_AIM:_ From the entries below, extract every line that includes the word "iudicio".

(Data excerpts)
◆ ◆ ◆ ◆ ◆ ◆ ◆
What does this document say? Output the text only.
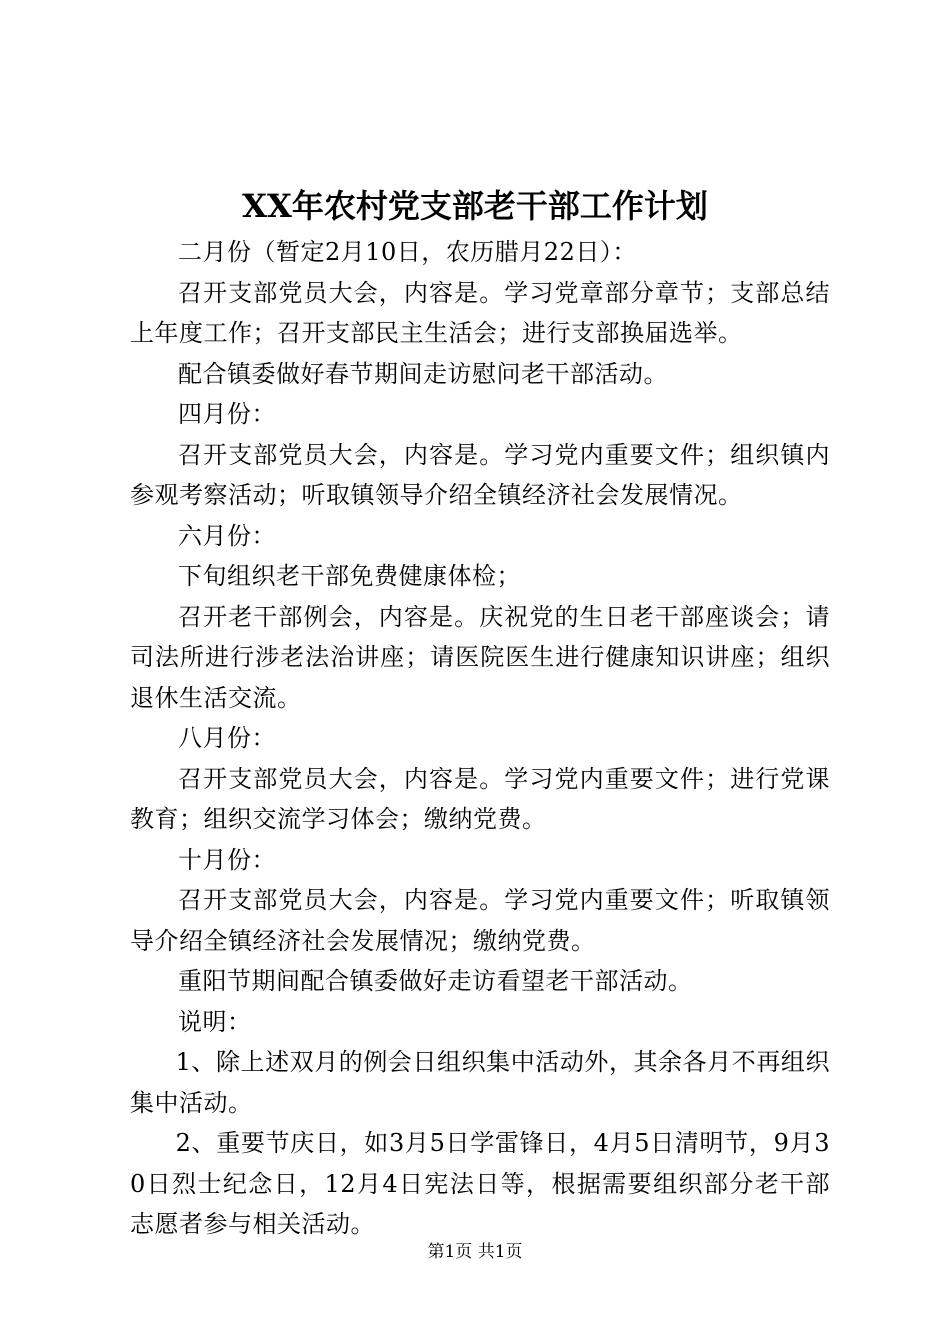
XX年农村党支部老干部工作计划

二月份（暂定2月10日，农历腊月22日）：

召开支部党员大会，内容是。学习党章部分章节；支部总结上年度工作；召开支部民主生活会；进行支部换届选举。

配合镇委做好春节期间走访慰问老干部活动。

四月份：

召开支部党员大会，内容是。学习党内重要文件；组织镇内参观考察活动；听取镇领导介绍全镇经济社会发展情况。

六月份：

下旬组织老干部免费健康体检；

召开老干部例会，内容是。庆祝党的生日老干部座谈会；请司法所进行涉老法治讲座；请医院医生进行健康知识讲座；组织退休生活交流。

八月份：

召开支部党员大会，内容是。学习党内重要文件；进行党课教育；组织交流学习体会；缴纳党费。

十月份：

召开支部党员大会，内容是。学习党内重要文件；听取镇领导介绍全镇经济社会发展情况；缴纳党费。

重阳节期间配合镇委做好走访看望老干部活动。

说明：

1、除上述双月的例会日组织集中活动外，其余各月不再组织集中活动。

2、重要节庆日，如3月5日学雷锋日，4月5日清明节，9月30日烈士纪念日，12月4日宪法日等，根据需要组织部分老干部志愿者参与相关活动。

第1页 共1页
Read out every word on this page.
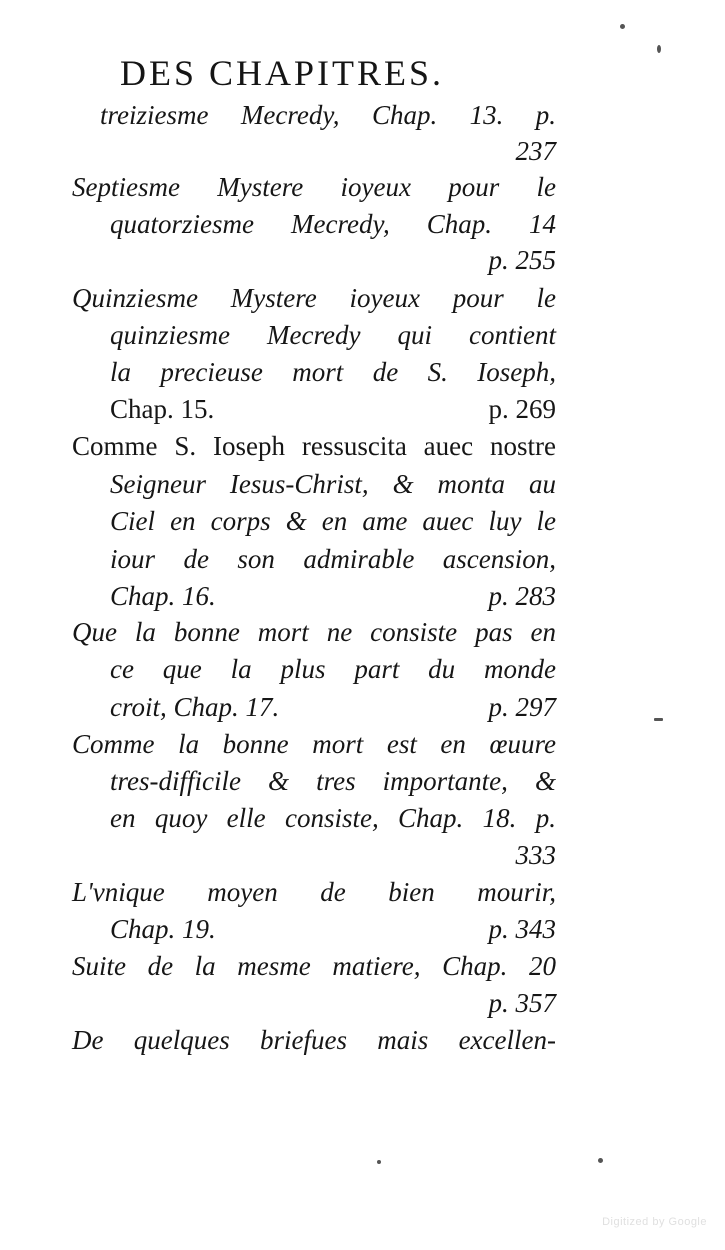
DES CHAPITRES.
treiziesme Mecredy, Chap. 13. p.
237
Septiesme Mystere ioyeux pour le
quatorziesme Mecredy, Chap. 14
p. 255
Quinziesme Mystere ioyeux pour le
quinziesme Mecredy qui contient
la precieuse mort de S. Ioseph,
Chap. 15.	p. 269
Comme S. Ioseph ressuscita auec nostre
Seigneur Iesus-Christ, & monta au
Ciel en corps & en ame auec luy le
iour de son admirable ascension,
Chap. 16.	p. 283
Que la bonne mort ne consiste pas en
ce que la plus part du monde
croit, Chap. 17.	p. 297
Comme la bonne mort est en œuure
tres-difficile & tres importante, &
en quoy elle consiste, Chap. 18. p.
333
L'vnique moyen de bien mourir,
Chap. 19.	p. 343
Suite de la mesme matiere, Chap. 20
p. 357
De quelques briefues mais excellen-
Digitized by Google
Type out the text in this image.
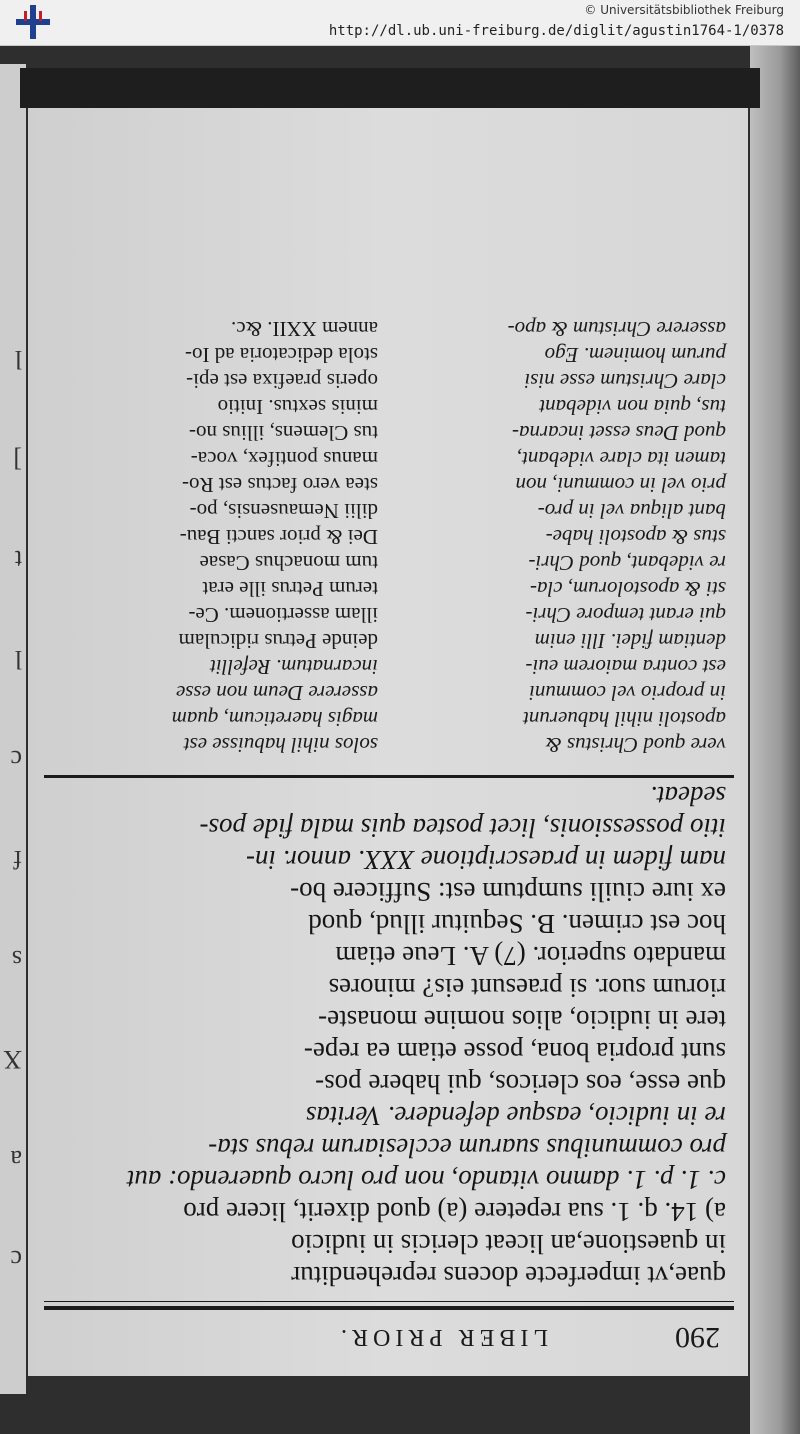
c
a
X
s
f
c
l
t
]
l
290
LIBER PRIOR.
quae,vt imperfecte docens reprehenditur
in quaestione,an liceat clericis in iudicio
a) 14. q. 1. sua repetere (a) quod dixerit, licere pro
c. 1. p. 1. damno vitando, non pro lucro quaerendo: aut
pro communibus suarum ecclesiarum rebus sta-
re in iudicio, easque defendere. Veritas
que esse, eos clericos, qui habere pos-
sunt propria bona, posse etiam ea repe-
tere in iudicio, alios nomine monaste-
riorum suor. si praesunt eis? minores
mandato superior. (7) A. Leue etiam
hoc est crimen. B. Sequitur illud, quod
ex iure ciuili sumptum est: Sufficere bo-
nam fidem in praescriptione XXX. annor. in-
itio possessionis, licet postea quis mala fide pos-
sedeat.
vere quod Christus &
apostoli nihil habuerunt
in proprio vel communi
est contra maiorem eui-
dentiam fidei. Illi enim
qui erant tempore Chri-
sti & apostolorum, cla-
re videbant, quod Chri-
stus & apostoli habe-
bant aliqua vel in pro-
prio vel in communi, non
tamen ita clare videbant,
quod Deus esset incarna-
tus, quia non videbant
clare Christum esse nisi
purum hominem. Ego
asserere Christum & apo-
solos nihil habuisse est
magis haereticum, quam
asserere Deum non esse
incarnatum. Refellit
deinde Petrus ridiculam
illam assertionem. Ce-
terum Petrus ille erat
tum monachus Casae
Dei & prior sancti Bau-
dilii Nemausensis, po-
stea vero factus est Ro-
manus pontifex, voca-
tus Clemens, illius no-
minis sextus. Initio
operis praefixa est epi-
stola dedicatoria ad Io-
annem XXII. &c.
© Universitätsbibliothek Freiburg
http://dl.ub.uni-freiburg.de/diglit/agustin1764-1/0378
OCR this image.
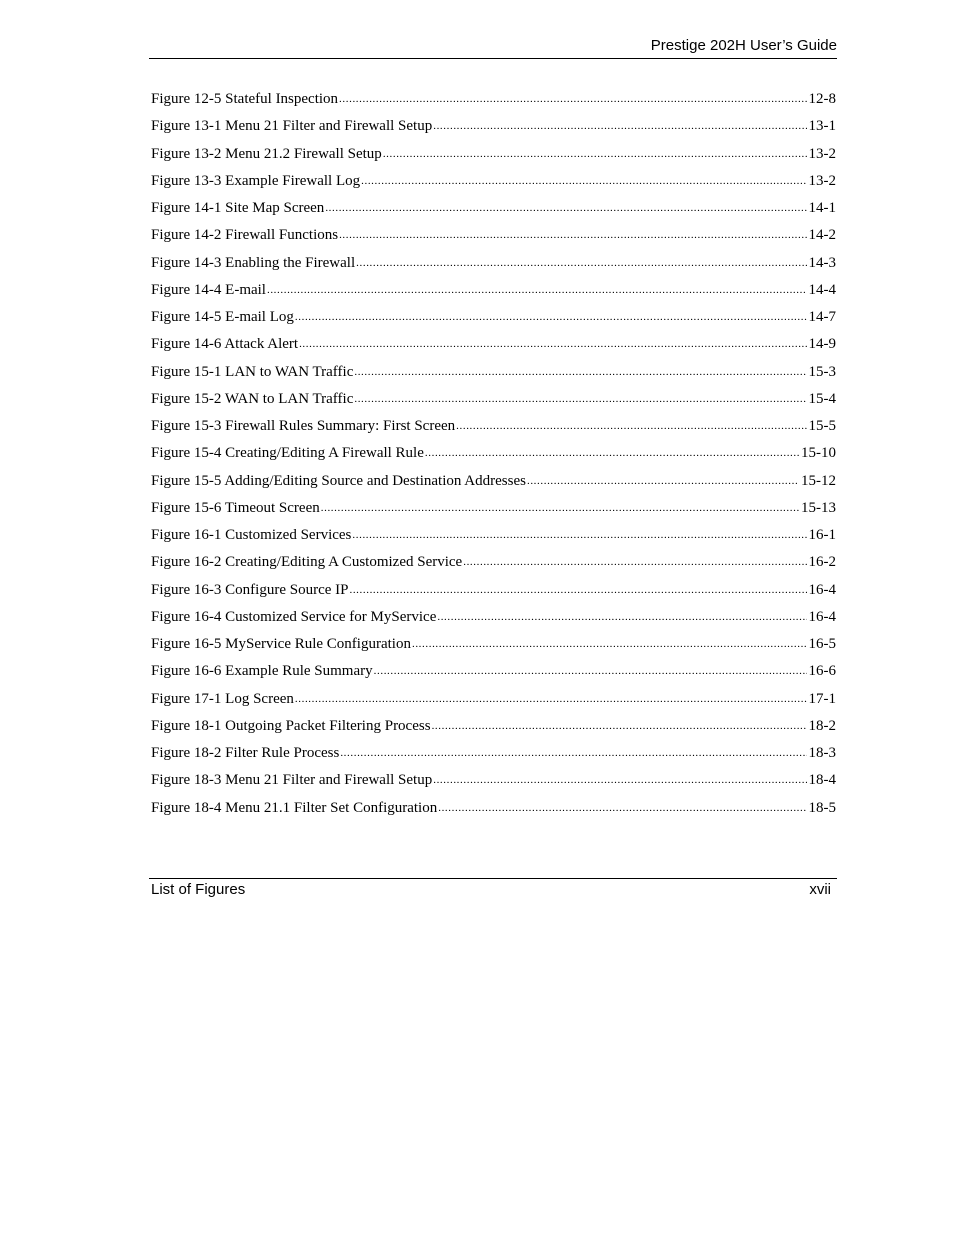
Prestige 202H User’s Guide
Figure 12-5 Stateful Inspection .....	12-8
Figure 13-1 Menu 21 Filter and Firewall Setup .....	13-1
Figure 13-2 Menu 21.2 Firewall Setup .....	13-2
Figure 13-3 Example Firewall Log .....	13-2
Figure 14-1 Site Map Screen .....	14-1
Figure 14-2 Firewall Functions .....	14-2
Figure 14-3 Enabling the Firewall .....	14-3
Figure 14-4 E-mail .....	14-4
Figure 14-5 E-mail Log .....	14-7
Figure 14-6 Attack Alert .....	14-9
Figure 15-1 LAN to WAN Traffic .....	15-3
Figure 15-2 WAN to LAN Traffic .....	15-4
Figure 15-3 Firewall Rules Summary: First Screen .....	15-5
Figure 15-4 Creating/Editing A Firewall Rule .....	15-10
Figure 15-5 Adding/Editing Source and Destination Addresses .....	15-12
Figure 15-6 Timeout Screen .....	15-13
Figure 16-1 Customized Services .....	16-1
Figure 16-2 Creating/Editing A Customized Service .....	16-2
Figure 16-3 Configure Source IP .....	16-4
Figure 16-4 Customized Service for MyService .....	16-4
Figure 16-5 MyService Rule Configuration .....	16-5
Figure 16-6 Example Rule Summary .....	16-6
Figure 17-1 Log Screen .....	17-1
Figure 18-1 Outgoing Packet Filtering Process .....	18-2
Figure 18-2 Filter Rule Process .....	18-3
Figure 18-3 Menu 21 Filter and Firewall Setup .....	18-4
Figure 18-4 Menu 21.1 Filter Set Configuration .....	18-5
List of Figures	xvii
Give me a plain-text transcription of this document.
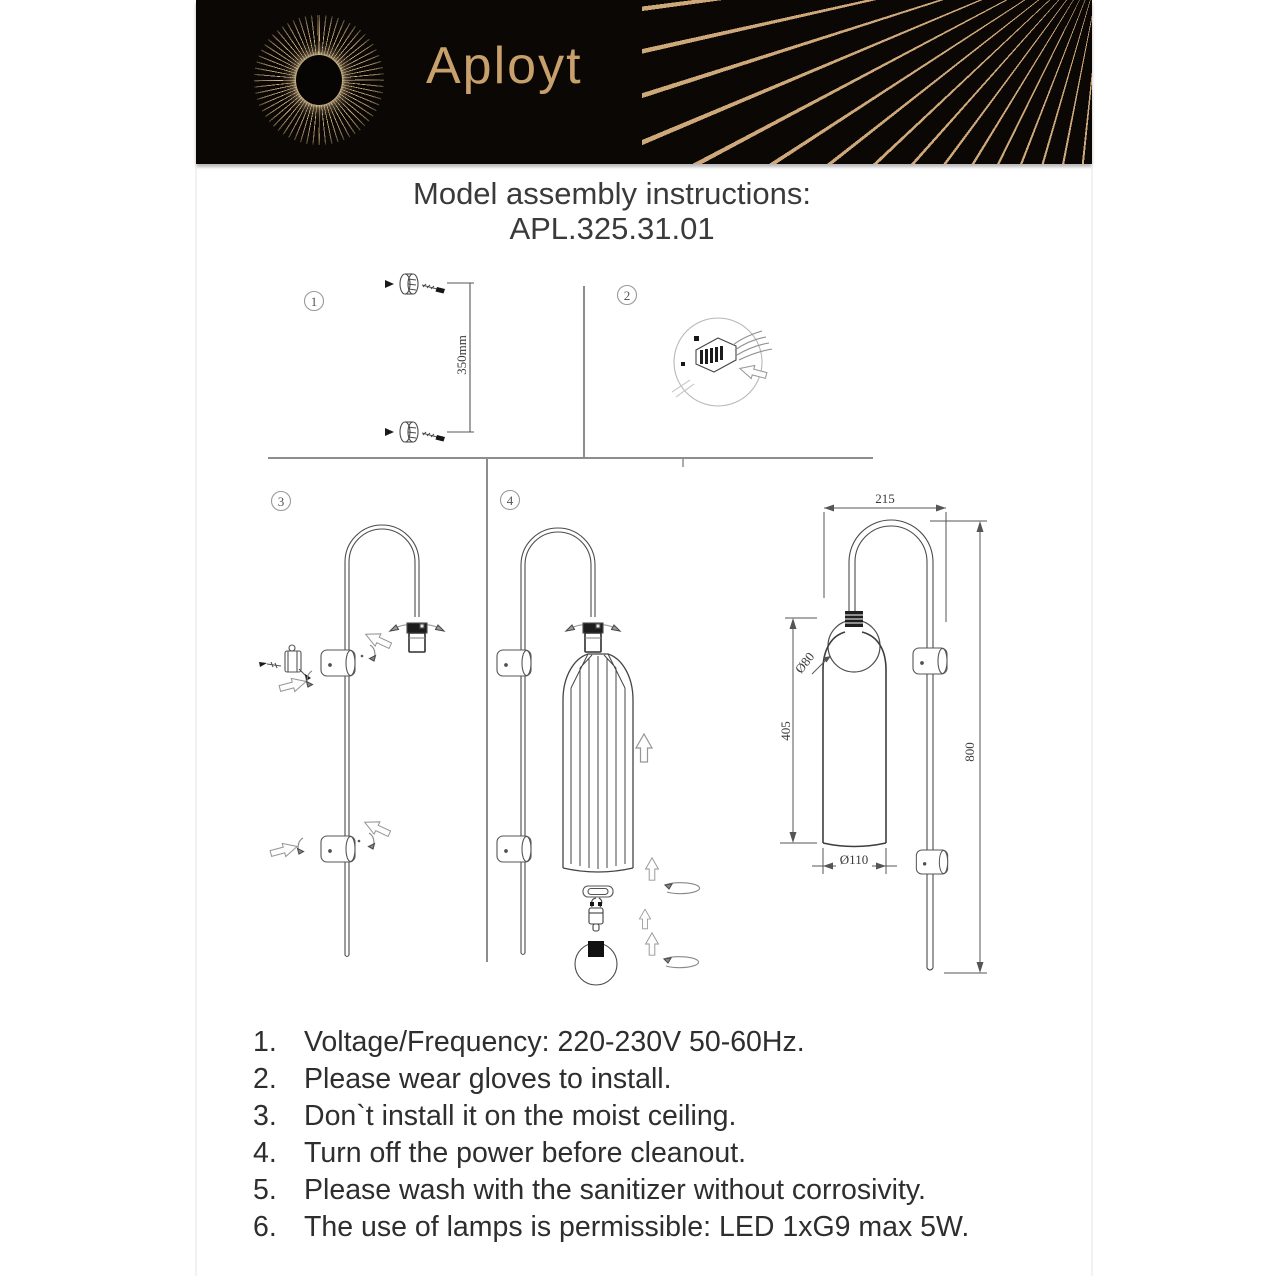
Aployt
Model assembly instructions:
APL.325.31.01
1
350mm
2
3	4	215
800
405
Ø80
Ø110
1. Voltage/Frequency: 220-230V 50-60Hz.
2. Please wear gloves to install.
3. Don`t install it on the moist ceiling.
4. Turn off the power before cleanout.
5. Please wash with the sanitizer without corrosivity.
6. The use of lamps is permissible: LED 1xG9 max 5W.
◆ ◆ ◆ ◆ ◆ ◆ ◆
_COMPLETE OUTPUT:_
in quaestione,an liceat clericis in iudicio
re in iudicio, easque defendere. Veritas
tere in iudicio, alios nomine monaste-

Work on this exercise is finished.